— BEGIN DATA EXTRACT —

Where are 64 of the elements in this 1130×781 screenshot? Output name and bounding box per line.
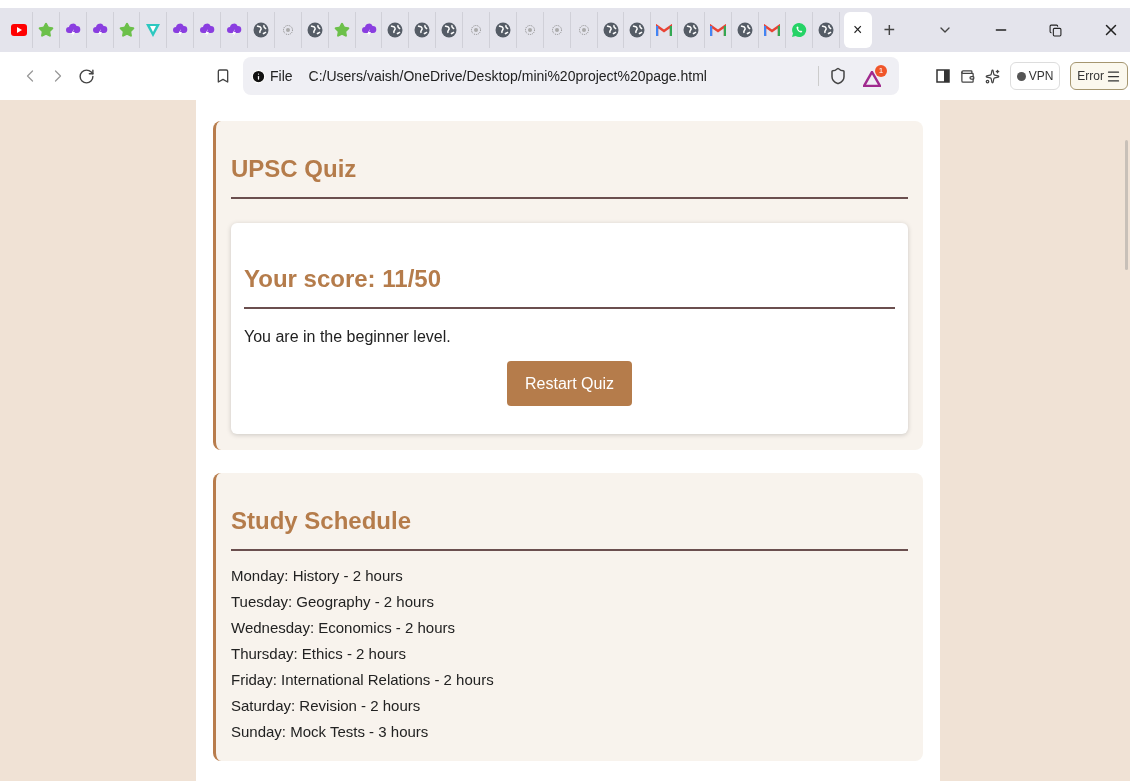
mail-m-icon bbox=[656, 24, 673, 36]
cloud-bolt-icon bbox=[64, 22, 81, 38]
globe-icon bbox=[494, 22, 511, 38]
restart-quiz-button[interactable]: Restart Quiz bbox=[507, 361, 632, 406]
cloud-bolt-icon bbox=[199, 22, 216, 38]
level-message: You are in the beginner level. bbox=[244, 327, 452, 347]
cloud-bolt-icon bbox=[360, 22, 377, 38]
new-tab-button[interactable]: + bbox=[883, 15, 896, 45]
scrollbar[interactable] bbox=[1125, 140, 1128, 270]
schedule-item: Friday: International Relations - 2 hours bbox=[231, 670, 495, 690]
globe-icon bbox=[817, 22, 834, 38]
schedule-item: Sunday: Mock Tests - 3 hours bbox=[231, 722, 430, 742]
error-menu-button[interactable]: Error bbox=[1070, 62, 1128, 90]
globe-icon bbox=[629, 22, 646, 38]
schedule-item: Tuesday: Geography - 2 hours bbox=[231, 592, 435, 612]
globe-icon bbox=[737, 22, 753, 38]
restore-icon[interactable] bbox=[1049, 23, 1062, 37]
v-logo-icon bbox=[145, 22, 162, 38]
score-heading: Your score: 11/50 bbox=[244, 267, 442, 291]
menu-icon bbox=[1106, 68, 1121, 84]
info-icon[interactable] bbox=[251, 68, 266, 84]
globe-icon bbox=[414, 22, 431, 38]
section-heading: Study Schedule bbox=[231, 509, 413, 533]
reload-icon[interactable] bbox=[78, 67, 95, 85]
sparkle-icon[interactable] bbox=[984, 68, 1000, 84]
chat-bubble-icon bbox=[790, 22, 807, 38]
url-text: C:/Users/vaish/OneDrive/Desktop/mini%20project%20page.html bbox=[308, 66, 707, 86]
cloud-bolt-icon bbox=[172, 22, 189, 38]
globe-icon bbox=[683, 22, 700, 38]
browser-tab[interactable]: × bbox=[843, 12, 872, 48]
globe-icon bbox=[441, 22, 458, 38]
dotted-circle-icon bbox=[471, 25, 482, 35]
bookmark-icon[interactable] bbox=[215, 68, 231, 84]
dotted-circle-icon bbox=[551, 25, 562, 35]
schedule-item: Wednesday: Economics - 2 hours bbox=[231, 618, 456, 638]
dotted-circle-icon bbox=[282, 25, 293, 35]
globe-icon bbox=[306, 22, 323, 38]
wallet-icon[interactable] bbox=[959, 68, 975, 84]
notification-badge: 1 bbox=[875, 65, 887, 77]
vpn-button[interactable]: VPN bbox=[1009, 62, 1061, 90]
error-label: Error bbox=[1077, 68, 1104, 85]
globe-icon bbox=[387, 22, 404, 38]
lion-shield-icon[interactable] bbox=[829, 67, 847, 85]
cloud-bolt-icon bbox=[226, 22, 243, 38]
dotted-circle-icon bbox=[524, 25, 535, 35]
close-tab-button[interactable]: × bbox=[852, 18, 863, 42]
mail-m-icon bbox=[710, 24, 727, 36]
cloud-bolt-icon bbox=[91, 22, 108, 38]
globe-icon bbox=[602, 22, 619, 38]
schedule-item: Thursday: Ethics - 2 hours bbox=[231, 644, 408, 664]
star-icon bbox=[37, 22, 54, 38]
section-heading: UPSC Quiz bbox=[231, 157, 358, 181]
globe-icon bbox=[252, 22, 269, 38]
address-bar[interactable]: File C:/Users/vaish/OneDrive/Desktop/mini%20project%20page.html 1 bbox=[243, 57, 899, 95]
sidebar-icon[interactable] bbox=[935, 69, 950, 83]
mail-m-icon bbox=[763, 24, 780, 36]
star-icon bbox=[333, 22, 350, 38]
star-icon bbox=[118, 22, 135, 38]
file-label: File bbox=[270, 66, 293, 86]
triangle-icon bbox=[863, 71, 881, 87]
dotted-circle-icon bbox=[578, 25, 589, 35]
schedule-item: Monday: History - 2 hours bbox=[231, 566, 404, 586]
schedule-item: Saturday: Revision - 2 hours bbox=[231, 696, 422, 716]
video-play-icon bbox=[10, 24, 27, 36]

— END DATA EXTRACT —

**SET TASK:** Can you give these lines again with every "globe-icon" switched to "earth-icon", nothing else changed and the picture left out?

**THE RESULT:**
Where are 64 of the elements in this 1130×781 screenshot? Output name and bounding box per line.
mail-m-icon bbox=[656, 24, 673, 36]
cloud-bolt-icon bbox=[64, 22, 81, 38]
earth-icon bbox=[494, 22, 511, 38]
restart-quiz-button[interactable]: Restart Quiz bbox=[507, 361, 632, 406]
cloud-bolt-icon bbox=[199, 22, 216, 38]
level-message: You are in the beginner level. bbox=[244, 327, 452, 347]
cloud-bolt-icon bbox=[360, 22, 377, 38]
new-tab-button[interactable]: + bbox=[883, 15, 896, 45]
scrollbar[interactable] bbox=[1125, 140, 1128, 270]
schedule-item: Friday: International Relations - 2 hours bbox=[231, 670, 495, 690]
earth-icon bbox=[817, 22, 834, 38]
schedule-item: Sunday: Mock Tests - 3 hours bbox=[231, 722, 430, 742]
error-menu-button[interactable]: Error bbox=[1070, 62, 1128, 90]
earth-icon bbox=[629, 22, 646, 38]
schedule-item: Tuesday: Geography - 2 hours bbox=[231, 592, 435, 612]
earth-icon bbox=[737, 22, 753, 38]
restore-icon[interactable] bbox=[1049, 23, 1062, 37]
v-logo-icon bbox=[145, 22, 162, 38]
score-heading: Your score: 11/50 bbox=[244, 267, 442, 291]
menu-icon bbox=[1106, 68, 1121, 84]
info-icon[interactable] bbox=[251, 68, 266, 84]
earth-icon bbox=[414, 22, 431, 38]
section-heading: Study Schedule bbox=[231, 509, 413, 533]
reload-icon[interactable] bbox=[78, 67, 95, 85]
sparkle-icon[interactable] bbox=[984, 68, 1000, 84]
chat-bubble-icon bbox=[790, 22, 807, 38]
url-text: C:/Users/vaish/OneDrive/Desktop/mini%20project%20page.html bbox=[308, 66, 707, 86]
cloud-bolt-icon bbox=[172, 22, 189, 38]
earth-icon bbox=[683, 22, 700, 38]
browser-tab[interactable]: × bbox=[843, 12, 872, 48]
earth-icon bbox=[441, 22, 458, 38]
dotted-circle-icon bbox=[471, 25, 482, 35]
bookmark-icon[interactable] bbox=[215, 68, 231, 84]
dotted-circle-icon bbox=[551, 25, 562, 35]
schedule-item: Wednesday: Economics - 2 hours bbox=[231, 618, 456, 638]
dotted-circle-icon bbox=[282, 25, 293, 35]
earth-icon bbox=[306, 22, 323, 38]
wallet-icon[interactable] bbox=[959, 68, 975, 84]
notification-badge: 1 bbox=[875, 65, 887, 77]
vpn-button[interactable]: VPN bbox=[1009, 62, 1061, 90]
error-label: Error bbox=[1077, 68, 1104, 85]
earth-icon bbox=[387, 22, 404, 38]
lion-shield-icon[interactable] bbox=[829, 67, 847, 85]
cloud-bolt-icon bbox=[226, 22, 243, 38]
dotted-circle-icon bbox=[524, 25, 535, 35]
close-tab-button[interactable]: × bbox=[852, 18, 863, 42]
mail-m-icon bbox=[710, 24, 727, 36]
cloud-bolt-icon bbox=[91, 22, 108, 38]
earth-icon bbox=[602, 22, 619, 38]
schedule-item: Thursday: Ethics - 2 hours bbox=[231, 644, 408, 664]
star-icon bbox=[37, 22, 54, 38]
section-heading: UPSC Quiz bbox=[231, 157, 358, 181]
earth-icon bbox=[252, 22, 269, 38]
address-bar[interactable]: File C:/Users/vaish/OneDrive/Desktop/mini%20project%20page.html 1 bbox=[243, 57, 899, 95]
sidebar-icon[interactable] bbox=[935, 69, 950, 83]
mail-m-icon bbox=[763, 24, 780, 36]
star-icon bbox=[333, 22, 350, 38]
star-icon bbox=[118, 22, 135, 38]
file-label: File bbox=[270, 66, 293, 86]
triangle-icon bbox=[863, 71, 881, 87]
dotted-circle-icon bbox=[578, 25, 589, 35]
schedule-item: Monday: History - 2 hours bbox=[231, 566, 404, 586]
schedule-item: Saturday: Revision - 2 hours bbox=[231, 696, 422, 716]
video-play-icon bbox=[10, 24, 27, 36]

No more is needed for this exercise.